__WHAT THE TASK REQUIRES__
Transcribe all of the material exactly.

(Rows from a dataset)
= = = = =

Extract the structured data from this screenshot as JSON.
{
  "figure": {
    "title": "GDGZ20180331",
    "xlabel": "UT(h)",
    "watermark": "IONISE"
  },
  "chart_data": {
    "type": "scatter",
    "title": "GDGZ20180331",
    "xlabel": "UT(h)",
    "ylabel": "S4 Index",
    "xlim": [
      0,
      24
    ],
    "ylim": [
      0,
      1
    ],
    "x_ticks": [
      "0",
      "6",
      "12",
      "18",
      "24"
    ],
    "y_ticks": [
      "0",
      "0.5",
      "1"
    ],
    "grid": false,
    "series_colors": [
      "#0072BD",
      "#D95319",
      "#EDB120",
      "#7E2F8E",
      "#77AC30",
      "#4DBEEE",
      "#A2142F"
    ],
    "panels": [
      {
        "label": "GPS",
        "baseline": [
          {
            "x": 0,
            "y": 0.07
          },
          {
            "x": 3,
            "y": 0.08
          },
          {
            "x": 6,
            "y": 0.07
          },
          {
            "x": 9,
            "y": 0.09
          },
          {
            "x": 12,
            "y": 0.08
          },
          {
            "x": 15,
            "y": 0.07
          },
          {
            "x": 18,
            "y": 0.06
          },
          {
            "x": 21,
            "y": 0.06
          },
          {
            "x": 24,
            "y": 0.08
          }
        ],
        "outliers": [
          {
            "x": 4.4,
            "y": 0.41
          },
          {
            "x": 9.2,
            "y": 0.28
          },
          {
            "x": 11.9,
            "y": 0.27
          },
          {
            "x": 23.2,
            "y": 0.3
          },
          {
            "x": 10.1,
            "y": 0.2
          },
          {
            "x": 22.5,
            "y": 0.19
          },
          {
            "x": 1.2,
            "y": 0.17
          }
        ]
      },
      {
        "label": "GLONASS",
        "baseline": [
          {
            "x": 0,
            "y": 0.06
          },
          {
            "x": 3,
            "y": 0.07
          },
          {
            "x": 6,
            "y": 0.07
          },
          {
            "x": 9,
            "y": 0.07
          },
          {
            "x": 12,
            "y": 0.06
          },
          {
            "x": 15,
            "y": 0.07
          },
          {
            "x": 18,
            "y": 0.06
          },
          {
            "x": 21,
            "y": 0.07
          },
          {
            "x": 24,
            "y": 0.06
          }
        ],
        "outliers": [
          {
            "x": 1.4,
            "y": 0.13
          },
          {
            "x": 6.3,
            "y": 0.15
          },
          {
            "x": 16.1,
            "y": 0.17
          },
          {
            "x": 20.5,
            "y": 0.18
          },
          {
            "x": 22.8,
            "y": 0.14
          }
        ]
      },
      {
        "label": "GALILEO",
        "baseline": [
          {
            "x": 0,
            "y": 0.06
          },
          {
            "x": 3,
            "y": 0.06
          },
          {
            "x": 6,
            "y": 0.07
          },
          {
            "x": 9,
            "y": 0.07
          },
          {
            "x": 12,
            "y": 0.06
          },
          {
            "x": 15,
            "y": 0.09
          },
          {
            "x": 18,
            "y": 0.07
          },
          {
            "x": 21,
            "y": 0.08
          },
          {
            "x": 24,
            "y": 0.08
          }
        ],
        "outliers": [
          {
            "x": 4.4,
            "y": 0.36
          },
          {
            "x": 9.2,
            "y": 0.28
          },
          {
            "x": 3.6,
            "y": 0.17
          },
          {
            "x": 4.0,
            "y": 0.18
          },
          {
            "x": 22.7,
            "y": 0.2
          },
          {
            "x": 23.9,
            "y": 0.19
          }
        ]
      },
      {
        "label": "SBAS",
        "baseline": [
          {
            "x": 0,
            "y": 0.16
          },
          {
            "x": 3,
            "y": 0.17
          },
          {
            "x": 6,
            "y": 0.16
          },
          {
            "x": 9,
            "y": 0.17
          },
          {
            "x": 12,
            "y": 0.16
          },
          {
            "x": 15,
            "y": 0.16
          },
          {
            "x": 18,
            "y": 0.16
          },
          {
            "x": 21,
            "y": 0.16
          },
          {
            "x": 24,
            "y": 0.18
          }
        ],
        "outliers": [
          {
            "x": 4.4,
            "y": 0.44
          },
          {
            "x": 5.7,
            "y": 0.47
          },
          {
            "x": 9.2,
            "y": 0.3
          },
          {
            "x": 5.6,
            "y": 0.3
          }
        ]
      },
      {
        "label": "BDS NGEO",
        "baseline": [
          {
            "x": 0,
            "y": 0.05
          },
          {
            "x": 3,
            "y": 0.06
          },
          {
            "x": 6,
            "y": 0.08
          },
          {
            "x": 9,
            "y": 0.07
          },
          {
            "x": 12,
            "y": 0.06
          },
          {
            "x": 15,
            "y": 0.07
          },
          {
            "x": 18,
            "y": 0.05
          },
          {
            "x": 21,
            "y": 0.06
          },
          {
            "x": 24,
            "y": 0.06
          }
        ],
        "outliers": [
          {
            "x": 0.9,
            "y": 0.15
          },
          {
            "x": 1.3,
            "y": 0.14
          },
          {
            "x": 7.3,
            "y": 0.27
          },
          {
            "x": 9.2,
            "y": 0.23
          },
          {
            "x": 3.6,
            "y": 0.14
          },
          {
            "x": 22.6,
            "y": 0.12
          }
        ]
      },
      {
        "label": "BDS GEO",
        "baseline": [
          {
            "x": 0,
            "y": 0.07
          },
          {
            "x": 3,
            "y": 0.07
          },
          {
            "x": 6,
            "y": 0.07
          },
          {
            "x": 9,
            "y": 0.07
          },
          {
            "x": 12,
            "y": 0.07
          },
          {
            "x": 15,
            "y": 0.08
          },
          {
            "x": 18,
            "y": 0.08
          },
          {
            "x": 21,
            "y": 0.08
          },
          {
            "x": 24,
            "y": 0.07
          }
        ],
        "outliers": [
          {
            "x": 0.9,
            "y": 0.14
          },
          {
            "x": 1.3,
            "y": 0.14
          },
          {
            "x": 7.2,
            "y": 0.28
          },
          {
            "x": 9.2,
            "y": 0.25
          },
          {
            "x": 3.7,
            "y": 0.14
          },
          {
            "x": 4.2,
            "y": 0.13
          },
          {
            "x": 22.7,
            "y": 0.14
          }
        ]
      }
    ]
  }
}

= = = = =

__RESULT__
Extract the structured data from this screenshot as JSON.
{
  "figure": {
    "title": "GDGZ20180331",
    "xlabel": "UT(h)",
    "watermark": "IONISE"
  },
  "chart_data": {
    "type": "scatter",
    "title": "GDGZ20180331",
    "xlabel": "UT(h)",
    "ylabel": "S4 Index",
    "xlim": [
      0,
      24
    ],
    "ylim": [
      0,
      1
    ],
    "x_ticks": [
      "0",
      "6",
      "12",
      "18",
      "24"
    ],
    "y_ticks": [
      "0",
      "0.5",
      "1"
    ],
    "grid": false,
    "series_colors": [
      "#0072BD",
      "#D95319",
      "#EDB120",
      "#7E2F8E",
      "#77AC30",
      "#4DBEEE",
      "#A2142F"
    ],
    "panels": [
      {
        "label": "GPS",
        "baseline": [
          {
            "x": 0,
            "y": 0.07
          },
          {
            "x": 3,
            "y": 0.08
          },
          {
            "x": 6,
            "y": 0.07
          },
          {
            "x": 9,
            "y": 0.09
          },
          {
            "x": 12,
            "y": 0.08
          },
          {
            "x": 15,
            "y": 0.07
          },
          {
            "x": 18,
            "y": 0.06
          },
          {
            "x": 21,
            "y": 0.06
          },
          {
            "x": 24,
            "y": 0.08
          }
        ],
        "outliers": [
          {
            "x": 4.4,
            "y": 0.41
          },
          {
            "x": 9.2,
            "y": 0.28
          },
          {
            "x": 11.9,
            "y": 0.27
          },
          {
            "x": 23.2,
            "y": 0.3
          },
          {
            "x": 10.1,
            "y": 0.2
          },
          {
            "x": 22.5,
            "y": 0.19
          },
          {
            "x": 1.2,
            "y": 0.17
          }
        ]
      },
      {
        "label": "GLONASS",
        "baseline": [
          {
            "x": 0,
            "y": 0.06
          },
          {
            "x": 3,
            "y": 0.07
          },
          {
            "x": 6,
            "y": 0.07
          },
          {
            "x": 9,
            "y": 0.07
          },
          {
            "x": 12,
            "y": 0.06
          },
          {
            "x": 15,
            "y": 0.07
          },
          {
            "x": 18,
            "y": 0.06
          },
          {
            "x": 21,
            "y": 0.07
          },
          {
            "x": 24,
            "y": 0.06
          }
        ],
        "outliers": [
          {
            "x": 1.4,
            "y": 0.13
          },
          {
            "x": 6.3,
            "y": 0.15
          },
          {
            "x": 16.1,
            "y": 0.17
          },
          {
            "x": 20.5,
            "y": 0.18
          },
          {
            "x": 22.8,
            "y": 0.14
          }
        ]
      },
      {
        "label": "GALILEO",
        "baseline": [
          {
            "x": 0,
            "y": 0.06
          },
          {
            "x": 3,
            "y": 0.06
          },
          {
            "x": 6,
            "y": 0.07
          },
          {
            "x": 9,
            "y": 0.07
          },
          {
            "x": 12,
            "y": 0.06
          },
          {
            "x": 15,
            "y": 0.09
          },
          {
            "x": 18,
            "y": 0.07
          },
          {
            "x": 21,
            "y": 0.08
          },
          {
            "x": 24,
            "y": 0.08
          }
        ],
        "outliers": [
          {
            "x": 4.4,
            "y": 0.36
          },
          {
            "x": 9.2,
            "y": 0.28
          },
          {
            "x": 3.6,
            "y": 0.17
          },
          {
            "x": 4.0,
            "y": 0.18
          },
          {
            "x": 22.7,
            "y": 0.2
          },
          {
            "x": 23.9,
            "y": 0.19
          }
        ]
      },
      {
        "label": "SBAS",
        "baseline": [
          {
            "x": 0,
            "y": 0.16
          },
          {
            "x": 3,
            "y": 0.17
          },
          {
            "x": 6,
            "y": 0.16
          },
          {
            "x": 9,
            "y": 0.17
          },
          {
            "x": 12,
            "y": 0.16
          },
          {
            "x": 15,
            "y": 0.16
          },
          {
            "x": 18,
            "y": 0.16
          },
          {
            "x": 21,
            "y": 0.16
          },
          {
            "x": 24,
            "y": 0.18
          }
        ],
        "outliers": [
          {
            "x": 4.4,
            "y": 0.44
          },
          {
            "x": 5.7,
            "y": 0.47
          },
          {
            "x": 9.2,
            "y": 0.3
          },
          {
            "x": 5.6,
            "y": 0.3
          }
        ]
      },
      {
        "label": "BDS NGEO",
        "baseline": [
          {
            "x": 0,
            "y": 0.05
          },
          {
            "x": 3,
            "y": 0.06
          },
          {
            "x": 6,
            "y": 0.08
          },
          {
            "x": 9,
            "y": 0.07
          },
          {
            "x": 12,
            "y": 0.06
          },
          {
            "x": 15,
            "y": 0.07
          },
          {
            "x": 18,
            "y": 0.05
          },
          {
            "x": 21,
            "y": 0.06
          },
          {
            "x": 24,
            "y": 0.06
          }
        ],
        "outliers": [
          {
            "x": 0.9,
            "y": 0.15
          },
          {
            "x": 1.3,
            "y": 0.14
          },
          {
            "x": 7.3,
            "y": 0.27
          },
          {
            "x": 9.2,
            "y": 0.23
          },
          {
            "x": 3.6,
            "y": 0.14
          },
          {
            "x": 22.6,
            "y": 0.12
          }
        ]
      },
      {
        "label": "BDS GEO",
        "baseline": [
          {
            "x": 0,
            "y": 0.07
          },
          {
            "x": 3,
            "y": 0.07
          },
          {
            "x": 6,
            "y": 0.07
          },
          {
            "x": 9,
            "y": 0.07
          },
          {
            "x": 12,
            "y": 0.07
          },
          {
            "x": 15,
            "y": 0.08
          },
          {
            "x": 18,
            "y": 0.08
          },
          {
            "x": 21,
            "y": 0.08
          },
          {
            "x": 24,
            "y": 0.07
          }
        ],
        "outliers": [
          {
            "x": 0.9,
            "y": 0.14
          },
          {
            "x": 1.3,
            "y": 0.14
          },
          {
            "x": 7.2,
            "y": 0.28
          },
          {
            "x": 9.2,
            "y": 0.25
          },
          {
            "x": 3.7,
            "y": 0.14
          },
          {
            "x": 4.2,
            "y": 0.13
          },
          {
            "x": 22.7,
            "y": 0.14
          }
        ]
      }
    ]
  }
}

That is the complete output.